Data listing:
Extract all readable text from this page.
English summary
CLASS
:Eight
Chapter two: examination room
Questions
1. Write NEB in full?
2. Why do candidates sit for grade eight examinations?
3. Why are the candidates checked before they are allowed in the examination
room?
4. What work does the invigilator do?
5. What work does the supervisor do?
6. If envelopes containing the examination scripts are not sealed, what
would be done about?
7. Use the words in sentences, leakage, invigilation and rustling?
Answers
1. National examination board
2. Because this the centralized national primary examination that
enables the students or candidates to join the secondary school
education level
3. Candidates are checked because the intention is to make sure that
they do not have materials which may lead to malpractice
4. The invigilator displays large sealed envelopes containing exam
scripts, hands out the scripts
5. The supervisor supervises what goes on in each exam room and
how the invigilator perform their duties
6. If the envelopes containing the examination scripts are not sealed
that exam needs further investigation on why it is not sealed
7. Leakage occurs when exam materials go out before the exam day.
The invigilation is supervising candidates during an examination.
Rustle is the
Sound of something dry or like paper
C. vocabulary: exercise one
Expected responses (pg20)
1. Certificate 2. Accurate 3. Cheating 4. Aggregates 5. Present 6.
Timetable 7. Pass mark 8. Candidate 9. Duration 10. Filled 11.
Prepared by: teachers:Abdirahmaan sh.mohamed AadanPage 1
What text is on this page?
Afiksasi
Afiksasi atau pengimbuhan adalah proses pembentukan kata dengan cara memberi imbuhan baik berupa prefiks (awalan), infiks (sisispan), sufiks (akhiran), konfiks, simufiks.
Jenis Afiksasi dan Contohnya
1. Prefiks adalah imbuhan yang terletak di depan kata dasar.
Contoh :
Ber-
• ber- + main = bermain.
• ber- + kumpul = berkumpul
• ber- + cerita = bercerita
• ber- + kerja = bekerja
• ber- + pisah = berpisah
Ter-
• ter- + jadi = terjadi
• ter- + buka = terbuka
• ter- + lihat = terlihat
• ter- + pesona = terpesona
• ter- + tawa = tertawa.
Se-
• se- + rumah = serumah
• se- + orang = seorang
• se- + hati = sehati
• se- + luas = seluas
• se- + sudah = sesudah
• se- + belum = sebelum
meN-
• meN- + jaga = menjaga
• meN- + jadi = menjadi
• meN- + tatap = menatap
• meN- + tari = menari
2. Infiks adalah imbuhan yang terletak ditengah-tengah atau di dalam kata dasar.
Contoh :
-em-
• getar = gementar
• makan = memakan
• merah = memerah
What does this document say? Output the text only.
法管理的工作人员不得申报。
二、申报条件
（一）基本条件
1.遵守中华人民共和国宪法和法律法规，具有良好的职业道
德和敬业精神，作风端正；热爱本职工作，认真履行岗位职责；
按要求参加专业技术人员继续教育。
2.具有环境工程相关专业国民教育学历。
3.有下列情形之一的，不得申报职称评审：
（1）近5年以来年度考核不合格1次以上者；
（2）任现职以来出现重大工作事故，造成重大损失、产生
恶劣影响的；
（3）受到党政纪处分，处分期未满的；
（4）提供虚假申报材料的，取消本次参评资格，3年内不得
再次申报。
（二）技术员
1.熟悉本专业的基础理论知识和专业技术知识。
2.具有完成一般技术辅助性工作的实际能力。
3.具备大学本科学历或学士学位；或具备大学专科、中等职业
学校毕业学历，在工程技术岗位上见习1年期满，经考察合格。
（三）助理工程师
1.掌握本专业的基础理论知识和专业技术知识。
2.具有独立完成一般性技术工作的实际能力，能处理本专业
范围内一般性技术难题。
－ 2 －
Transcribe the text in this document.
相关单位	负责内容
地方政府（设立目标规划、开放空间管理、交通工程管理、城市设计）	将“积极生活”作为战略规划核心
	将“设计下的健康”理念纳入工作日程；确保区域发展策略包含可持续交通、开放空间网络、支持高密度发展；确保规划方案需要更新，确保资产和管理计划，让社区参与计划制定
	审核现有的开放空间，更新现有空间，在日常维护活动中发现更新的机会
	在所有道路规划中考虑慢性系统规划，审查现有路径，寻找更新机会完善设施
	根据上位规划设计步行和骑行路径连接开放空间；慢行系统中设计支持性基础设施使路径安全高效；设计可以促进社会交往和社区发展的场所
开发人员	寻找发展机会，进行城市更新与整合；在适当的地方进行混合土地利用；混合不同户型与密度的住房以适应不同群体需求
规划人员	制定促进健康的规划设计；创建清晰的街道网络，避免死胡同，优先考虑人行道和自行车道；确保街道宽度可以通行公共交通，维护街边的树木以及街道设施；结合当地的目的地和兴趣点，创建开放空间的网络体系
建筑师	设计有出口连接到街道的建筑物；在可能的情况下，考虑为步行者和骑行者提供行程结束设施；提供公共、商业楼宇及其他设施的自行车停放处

◆ **Problem to work on**: Write down every line of the data above that includes the string "sealed".

◆ **Response**:
6. If envelopes containing the examination scripts are not sealed, what
4. The invigilator displays large sealed envelopes containing exam
6. If the envelopes containing the examination scripts are not sealed
that exam needs further investigation on why it is not sealed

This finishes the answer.